| Objective |
Search the material for the string "text", then return every line where it is found.

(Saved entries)
---

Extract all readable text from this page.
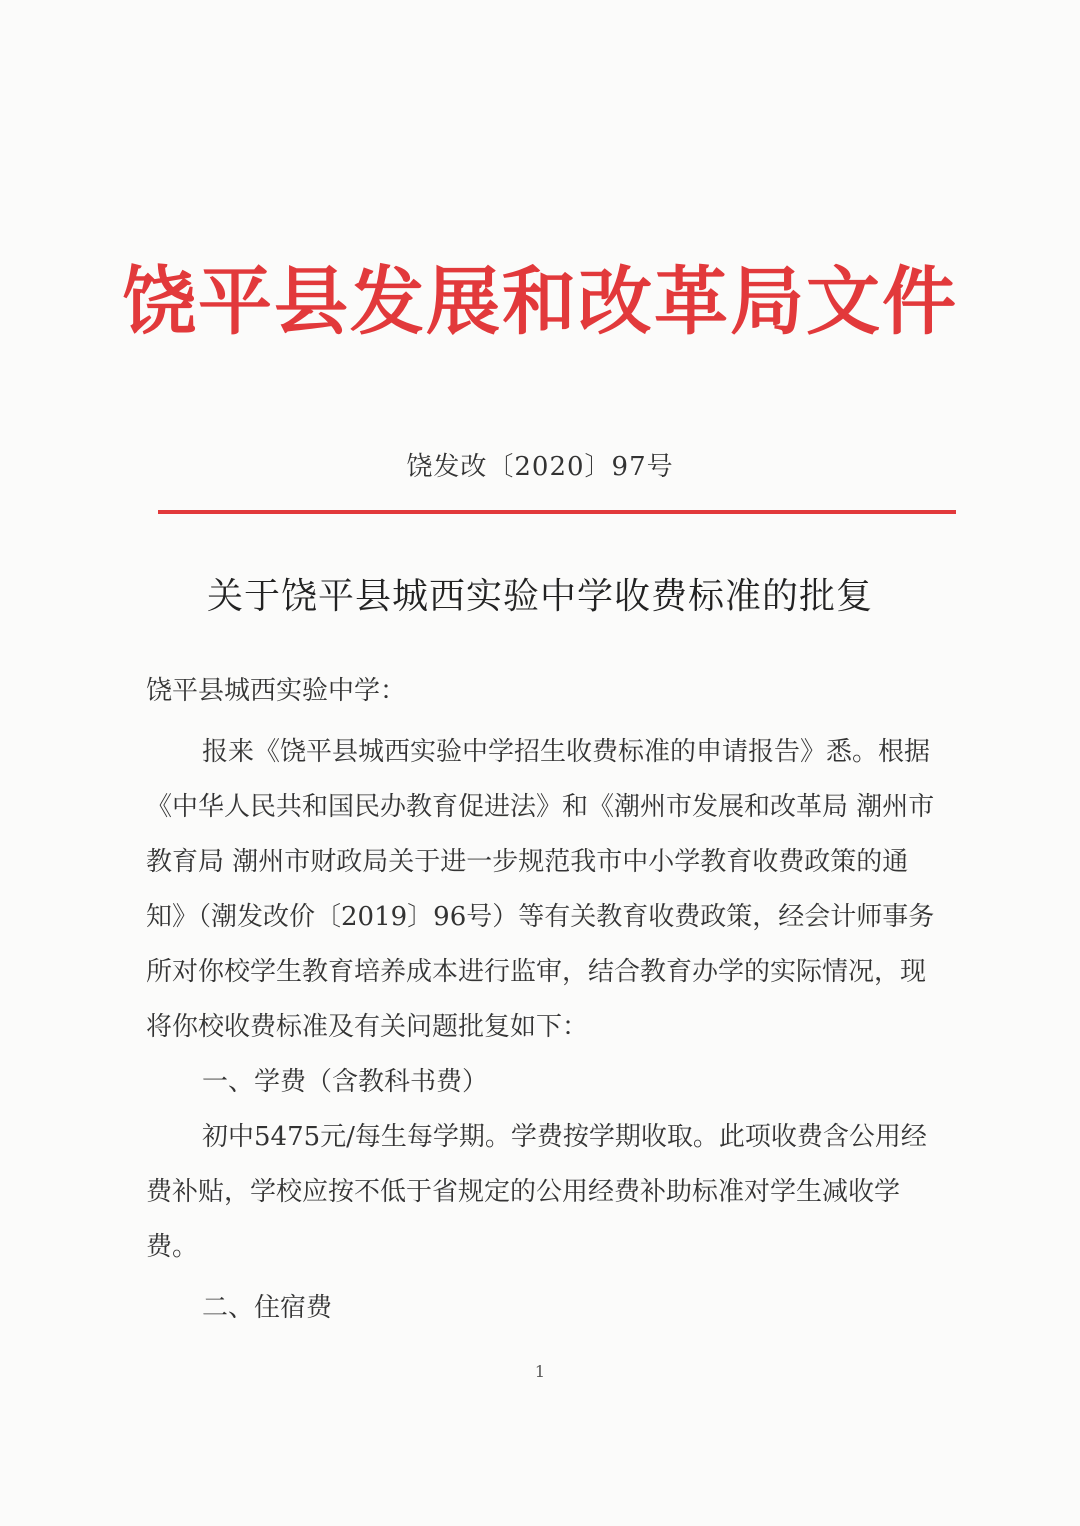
饶平县发展和改革局文件
饶发改〔2020〕97号
关于饶平县城西实验中学收费标准的批复

饶平县城西实验中学：

报来《饶平县城西实验中学招生收费标准的申请报告》悉。根据《中华人民共和国民办教育促进法》和《潮州市发展和改革局 潮州市教育局 潮州市财政局关于进一步规范我市中小学教育收费政策的通知》（潮发改价〔2019〕96号）等有关教育收费政策，经会计师事务所对你校学生教育培养成本进行监审，结合教育办学的实际情况，现将你校收费标准及有关问题批复如下：

一、学费（含教科书费）

初中5475元/每生每学期。学费按学期收取。此项收费含公用经费补贴，学校应按不低于省规定的公用经费补助标准对学生减收学费。

二、住宿费

1
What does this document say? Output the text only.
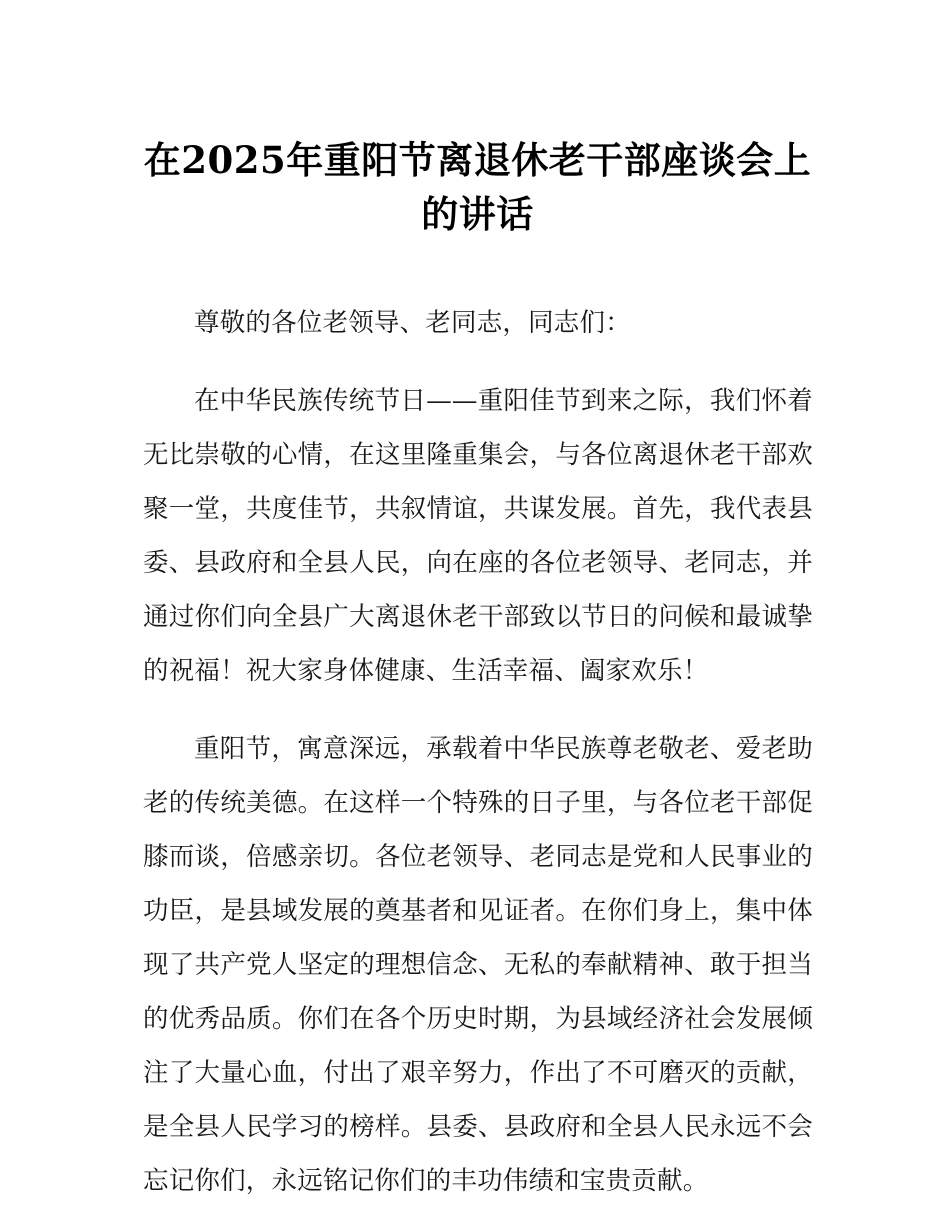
在2025年重阳节离退休老干部座谈会上的讲话

尊敬的各位老领导、老同志，同志们：

在中华民族传统节日——重阳佳节到来之际，我们怀着无比崇敬的心情，在这里隆重集会，与各位离退休老干部欢聚一堂，共度佳节，共叙情谊，共谋发展。首先，我代表县委、县政府和全县人民，向在座的各位老领导、老同志，并通过你们向全县广大离退休老干部致以节日的问候和最诚挚的祝福！祝大家身体健康、生活幸福、阖家欢乐！

重阳节，寓意深远，承载着中华民族尊老敬老、爱老助老的传统美德。在这样一个特殊的日子里，与各位老干部促膝而谈，倍感亲切。各位老领导、老同志是党和人民事业的功臣，是县域发展的奠基者和见证者。在你们身上，集中体现了共产党人坚定的理想信念、无私的奉献精神、敢于担当的优秀品质。你们在各个历史时期，为县域经济社会发展倾注了大量心血，付出了艰辛努力，作出了不可磨灭的贡献，是全县人民学习的榜样。县委、县政府和全县人民永远不会忘记你们，永远铭记你们的丰功伟绩和宝贵贡献。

---

| Full output |
Extract all readable text from this page.
What does this document say? Output the text only.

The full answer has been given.